SOURCE DATA:
_____
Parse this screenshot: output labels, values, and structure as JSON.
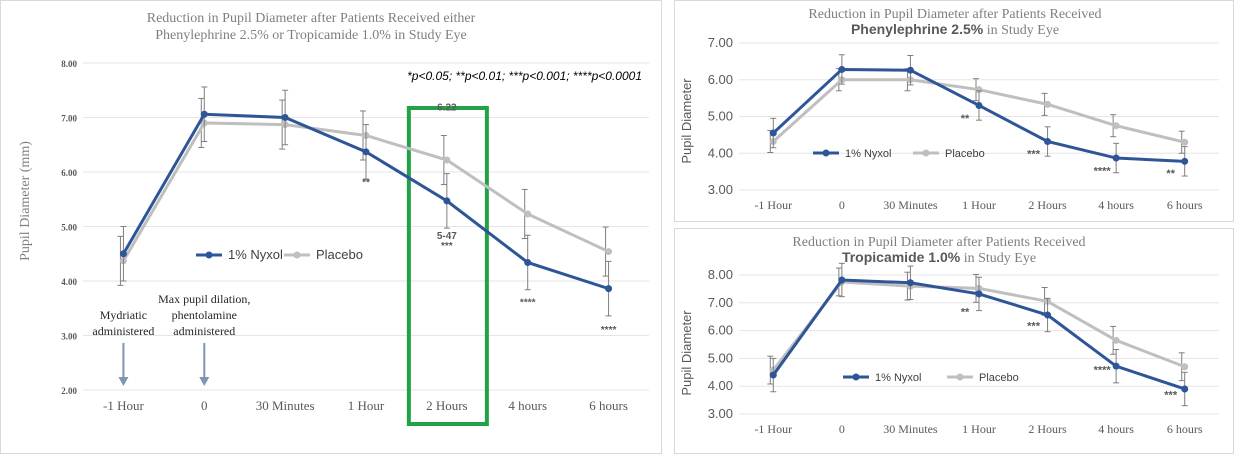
{
  "chart_data": [
    {
      "type": "line",
      "title_line1": "Reduction in Pupil Diameter after Patients Received either",
      "title_line2": "Phenylephrine 2.5% or Tropicamide 1.0% in Study Eye",
      "ylabel": "Pupil Diameter (mm)",
      "xlabel": "",
      "categories": [
        "-1 Hour",
        "0",
        "30 Minutes",
        "1 Hour",
        "2 Hours",
        "4 hours",
        "6 hours"
      ],
      "ylim": [
        2.0,
        8.0
      ],
      "yticks": [
        "2.00",
        "3.00",
        "4.00",
        "5.00",
        "6.00",
        "7.00",
        "8.00"
      ],
      "grid": true,
      "legend_position": "center",
      "significance_note": "*p<0.05; **p<0.01; ***p<0.001; ****p<0.0001",
      "series": [
        {
          "name": "1% Nyxol",
          "color": "#2e5597",
          "values": [
            4.5,
            7.06,
            7.0,
            6.37,
            5.47,
            4.34,
            3.86
          ],
          "err": [
            0.5,
            0.5,
            0.5,
            0.5,
            0.5,
            0.5,
            0.5
          ]
        },
        {
          "name": "Placebo",
          "color": "#bfbfbf",
          "values": [
            4.37,
            6.9,
            6.87,
            6.67,
            6.22,
            5.23,
            4.54
          ],
          "err": [
            0.45,
            0.45,
            0.45,
            0.45,
            0.45,
            0.45,
            0.45
          ]
        }
      ],
      "annotations": [
        {
          "text": "**",
          "cat": 3,
          "y": 5.75
        },
        {
          "text": "6.22",
          "cat": 4,
          "y": 7.13
        },
        {
          "text": "5-47",
          "cat": 4,
          "y": 4.77
        },
        {
          "text": "***",
          "cat": 4,
          "y": 4.59
        },
        {
          "text": "****",
          "cat": 5,
          "y": 3.55
        },
        {
          "text": "****",
          "cat": 6,
          "y": 3.05
        }
      ],
      "event_labels": [
        {
          "lines": [
            "Mydriatic",
            "administered"
          ],
          "cat": 0
        },
        {
          "lines": [
            "Max pupil dilation,",
            "phentolamine",
            "administered"
          ],
          "cat": 1
        }
      ],
      "highlight_category": 4,
      "highlight_color": "#21a246"
    },
    {
      "type": "line",
      "title_line1": "Reduction in Pupil Diameter after Patients Received",
      "title_bold": "Phenylephrine 2.5%",
      "title_rest": " in Study Eye",
      "ylabel": "Pupil Diameter",
      "categories": [
        "-1 Hour",
        "0",
        "30 Minutes",
        "1 Hour",
        "2 Hours",
        "4 hours",
        "6 hours"
      ],
      "ylim": [
        3.0,
        7.0
      ],
      "yticks": [
        "3.00",
        "4.00",
        "5.00",
        "6.00",
        "7.00"
      ],
      "grid": true,
      "legend_position": "center",
      "series": [
        {
          "name": "1% Nyxol",
          "color": "#2e5597",
          "values": [
            4.55,
            6.28,
            6.26,
            5.3,
            4.32,
            3.87,
            3.78
          ],
          "err": [
            0.4,
            0.4,
            0.4,
            0.4,
            0.4,
            0.4,
            0.4
          ]
        },
        {
          "name": "Placebo",
          "color": "#bfbfbf",
          "values": [
            4.32,
            6.0,
            6.0,
            5.73,
            5.33,
            4.75,
            4.3
          ],
          "err": [
            0.3,
            0.3,
            0.3,
            0.3,
            0.3,
            0.3,
            0.3
          ]
        }
      ],
      "annotations": [
        {
          "text": "**",
          "cat": 3,
          "y": 4.85
        },
        {
          "text": "***",
          "cat": 4,
          "y": 3.88
        },
        {
          "text": "****",
          "cat": 5,
          "y": 3.42
        },
        {
          "text": "**",
          "cat": 6,
          "y": 3.35
        }
      ]
    },
    {
      "type": "line",
      "title_line1": "Reduction in Pupil Diameter after Patients Received",
      "title_bold": "Tropicamide 1.0%",
      "title_rest": " in Study Eye",
      "ylabel": "Pupil Diameter",
      "categories": [
        "-1 Hour",
        "0",
        "30 Minutes",
        "1 Hour",
        "2 Hours",
        "4 hours",
        "6 hours"
      ],
      "ylim": [
        3.0,
        8.0
      ],
      "yticks": [
        "3.00",
        "4.00",
        "5.00",
        "6.00",
        "7.00",
        "8.00"
      ],
      "grid": true,
      "legend_position": "center",
      "series": [
        {
          "name": "1% Nyxol",
          "color": "#2e5597",
          "values": [
            4.4,
            7.82,
            7.72,
            7.32,
            6.56,
            4.72,
            3.9
          ],
          "err": [
            0.6,
            0.6,
            0.6,
            0.6,
            0.6,
            0.6,
            0.6
          ]
        },
        {
          "name": "Placebo",
          "color": "#bfbfbf",
          "values": [
            4.58,
            7.75,
            7.6,
            7.52,
            7.05,
            5.65,
            4.7
          ],
          "err": [
            0.5,
            0.5,
            0.5,
            0.5,
            0.5,
            0.5,
            0.5
          ]
        }
      ],
      "annotations": [
        {
          "text": "**",
          "cat": 3,
          "y": 6.55
        },
        {
          "text": "***",
          "cat": 4,
          "y": 6.04
        },
        {
          "text": "****",
          "cat": 5,
          "y": 4.45
        },
        {
          "text": "***",
          "cat": 6,
          "y": 3.55
        }
      ]
    }
  ]
}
_____
WHAT YOU SHOULD DO:
Look through the entries and return every line where "Phenylephrine" appears.

SOLUTION TO THE PROBLEM:
      "title_line2": "Phenylephrine 2.5% or Tropicamide 1.0% in Study Eye",
      "title_bold": "Phenylephrine 2.5%",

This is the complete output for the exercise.